Return each line containing "their".

Collection entries
# # # # #

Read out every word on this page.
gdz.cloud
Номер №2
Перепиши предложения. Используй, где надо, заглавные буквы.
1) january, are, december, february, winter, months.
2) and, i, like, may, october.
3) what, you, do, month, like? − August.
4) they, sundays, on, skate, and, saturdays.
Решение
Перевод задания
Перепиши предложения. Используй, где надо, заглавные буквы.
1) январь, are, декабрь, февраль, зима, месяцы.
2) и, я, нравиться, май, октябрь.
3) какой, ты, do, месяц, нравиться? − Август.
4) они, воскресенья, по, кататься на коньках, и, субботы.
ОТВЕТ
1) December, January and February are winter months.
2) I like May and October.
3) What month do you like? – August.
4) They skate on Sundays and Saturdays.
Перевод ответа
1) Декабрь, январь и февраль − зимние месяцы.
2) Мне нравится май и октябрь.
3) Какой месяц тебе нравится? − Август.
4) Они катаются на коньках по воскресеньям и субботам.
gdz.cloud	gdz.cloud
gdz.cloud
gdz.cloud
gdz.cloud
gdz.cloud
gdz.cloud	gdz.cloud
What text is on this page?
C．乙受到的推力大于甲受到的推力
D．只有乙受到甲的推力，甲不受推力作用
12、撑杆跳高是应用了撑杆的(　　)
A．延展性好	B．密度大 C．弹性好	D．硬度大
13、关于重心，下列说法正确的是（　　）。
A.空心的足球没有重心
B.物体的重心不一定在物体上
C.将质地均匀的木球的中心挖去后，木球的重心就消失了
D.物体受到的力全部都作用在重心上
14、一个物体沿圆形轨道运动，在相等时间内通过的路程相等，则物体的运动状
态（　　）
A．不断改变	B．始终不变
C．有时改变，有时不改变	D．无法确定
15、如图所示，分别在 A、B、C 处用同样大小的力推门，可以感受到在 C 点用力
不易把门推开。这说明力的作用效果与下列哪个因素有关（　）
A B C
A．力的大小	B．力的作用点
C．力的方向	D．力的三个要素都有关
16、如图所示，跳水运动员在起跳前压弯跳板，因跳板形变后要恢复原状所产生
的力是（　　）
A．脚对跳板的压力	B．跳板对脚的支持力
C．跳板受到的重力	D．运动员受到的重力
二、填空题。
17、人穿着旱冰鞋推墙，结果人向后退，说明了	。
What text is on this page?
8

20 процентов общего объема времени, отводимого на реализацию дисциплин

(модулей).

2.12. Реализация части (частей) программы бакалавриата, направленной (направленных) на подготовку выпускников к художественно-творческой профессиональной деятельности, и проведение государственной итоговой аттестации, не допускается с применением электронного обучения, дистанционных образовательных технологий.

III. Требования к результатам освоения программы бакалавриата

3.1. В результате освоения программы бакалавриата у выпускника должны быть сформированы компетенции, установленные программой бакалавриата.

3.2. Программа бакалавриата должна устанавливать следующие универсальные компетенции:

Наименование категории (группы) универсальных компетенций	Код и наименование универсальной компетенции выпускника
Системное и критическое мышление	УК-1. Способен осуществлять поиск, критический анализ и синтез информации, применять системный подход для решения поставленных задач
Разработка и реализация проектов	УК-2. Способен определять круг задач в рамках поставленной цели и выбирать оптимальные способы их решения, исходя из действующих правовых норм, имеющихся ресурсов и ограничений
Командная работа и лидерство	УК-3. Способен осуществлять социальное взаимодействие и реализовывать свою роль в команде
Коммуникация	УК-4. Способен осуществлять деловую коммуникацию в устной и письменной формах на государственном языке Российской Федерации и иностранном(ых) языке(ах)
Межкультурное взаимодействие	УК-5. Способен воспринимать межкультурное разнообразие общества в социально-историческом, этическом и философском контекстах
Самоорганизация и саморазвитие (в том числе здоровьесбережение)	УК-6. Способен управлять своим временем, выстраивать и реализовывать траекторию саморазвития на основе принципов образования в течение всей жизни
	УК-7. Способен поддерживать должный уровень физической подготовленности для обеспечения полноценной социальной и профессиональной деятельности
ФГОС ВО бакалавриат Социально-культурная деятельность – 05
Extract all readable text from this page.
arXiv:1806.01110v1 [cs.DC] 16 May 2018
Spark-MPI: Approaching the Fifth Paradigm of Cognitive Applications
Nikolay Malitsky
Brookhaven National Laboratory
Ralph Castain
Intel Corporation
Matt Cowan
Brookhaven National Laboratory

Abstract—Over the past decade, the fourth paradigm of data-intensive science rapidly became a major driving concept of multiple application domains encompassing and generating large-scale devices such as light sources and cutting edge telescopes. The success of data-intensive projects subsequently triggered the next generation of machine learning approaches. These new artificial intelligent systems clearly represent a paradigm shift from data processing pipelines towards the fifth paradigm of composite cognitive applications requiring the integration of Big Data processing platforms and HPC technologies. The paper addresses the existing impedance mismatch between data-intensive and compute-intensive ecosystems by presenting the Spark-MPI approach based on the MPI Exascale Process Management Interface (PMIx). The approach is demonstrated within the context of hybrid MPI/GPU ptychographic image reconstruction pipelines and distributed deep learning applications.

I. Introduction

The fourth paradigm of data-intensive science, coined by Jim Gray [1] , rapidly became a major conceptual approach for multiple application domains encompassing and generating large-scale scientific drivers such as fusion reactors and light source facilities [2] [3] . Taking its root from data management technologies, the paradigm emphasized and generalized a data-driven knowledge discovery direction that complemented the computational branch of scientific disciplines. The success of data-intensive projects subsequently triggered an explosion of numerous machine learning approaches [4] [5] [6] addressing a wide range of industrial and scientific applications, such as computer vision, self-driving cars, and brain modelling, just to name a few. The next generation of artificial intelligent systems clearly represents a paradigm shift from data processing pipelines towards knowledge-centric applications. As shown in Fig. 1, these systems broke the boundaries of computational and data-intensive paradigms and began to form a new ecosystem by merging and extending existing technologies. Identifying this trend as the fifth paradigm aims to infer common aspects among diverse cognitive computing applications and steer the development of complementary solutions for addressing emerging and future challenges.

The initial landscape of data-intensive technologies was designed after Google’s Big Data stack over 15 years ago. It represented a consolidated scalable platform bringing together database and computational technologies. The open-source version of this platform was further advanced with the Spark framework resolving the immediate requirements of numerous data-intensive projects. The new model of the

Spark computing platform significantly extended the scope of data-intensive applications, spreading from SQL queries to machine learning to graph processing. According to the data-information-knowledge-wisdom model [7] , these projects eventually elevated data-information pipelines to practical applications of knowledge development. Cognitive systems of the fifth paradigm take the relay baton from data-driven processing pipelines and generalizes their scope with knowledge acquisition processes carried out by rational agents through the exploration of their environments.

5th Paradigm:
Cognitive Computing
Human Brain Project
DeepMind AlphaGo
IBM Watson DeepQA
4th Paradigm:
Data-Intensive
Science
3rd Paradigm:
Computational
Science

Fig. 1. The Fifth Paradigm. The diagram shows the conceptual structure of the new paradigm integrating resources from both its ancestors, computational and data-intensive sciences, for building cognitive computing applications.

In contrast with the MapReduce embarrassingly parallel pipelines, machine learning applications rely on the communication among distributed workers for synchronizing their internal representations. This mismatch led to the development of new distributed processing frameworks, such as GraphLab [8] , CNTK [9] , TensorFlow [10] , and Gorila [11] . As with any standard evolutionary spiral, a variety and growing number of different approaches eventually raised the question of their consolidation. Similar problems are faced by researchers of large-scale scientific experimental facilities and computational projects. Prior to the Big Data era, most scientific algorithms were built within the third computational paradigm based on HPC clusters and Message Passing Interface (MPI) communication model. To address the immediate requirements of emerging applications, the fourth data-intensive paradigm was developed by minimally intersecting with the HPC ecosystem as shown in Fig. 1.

# # # # #

> Full output
Spark computing platform significantly extended the scope of data-intensive applications, spreading from SQL queries to machine learning to graph processing. According to the data-information-knowledge-wisdom model [7] , these projects eventually elevated data-information pipelines to practical applications of knowledge development. Cognitive systems of the fifth paradigm take the relay baton from data-driven processing pipelines and generalizes their scope with knowledge acquisition processes carried out by rational agents through the exploration of their environments.
In contrast with the MapReduce embarrassingly parallel pipelines, machine learning applications rely on the communication among distributed workers for synchronizing their internal representations. This mismatch led to the development of new distributed processing frameworks, such as GraphLab [8] , CNTK [9] , TensorFlow [10] , and Gorila [11] . As with any standard evolutionary spiral, a variety and growing number of different approaches eventually raised the question of their consolidation. Similar problems are faced by researchers of large-scale scientific experimental facilities and computational projects. Prior to the Big Data era, most scientific algorithms were built within the third computational paradigm based on HPC clusters and Message Passing Interface (MPI) communication model. To address the immediate requirements of emerging applications, the fourth data-intensive paradigm was developed by minimally intersecting with the HPC ecosystem as shown in Fig. 1.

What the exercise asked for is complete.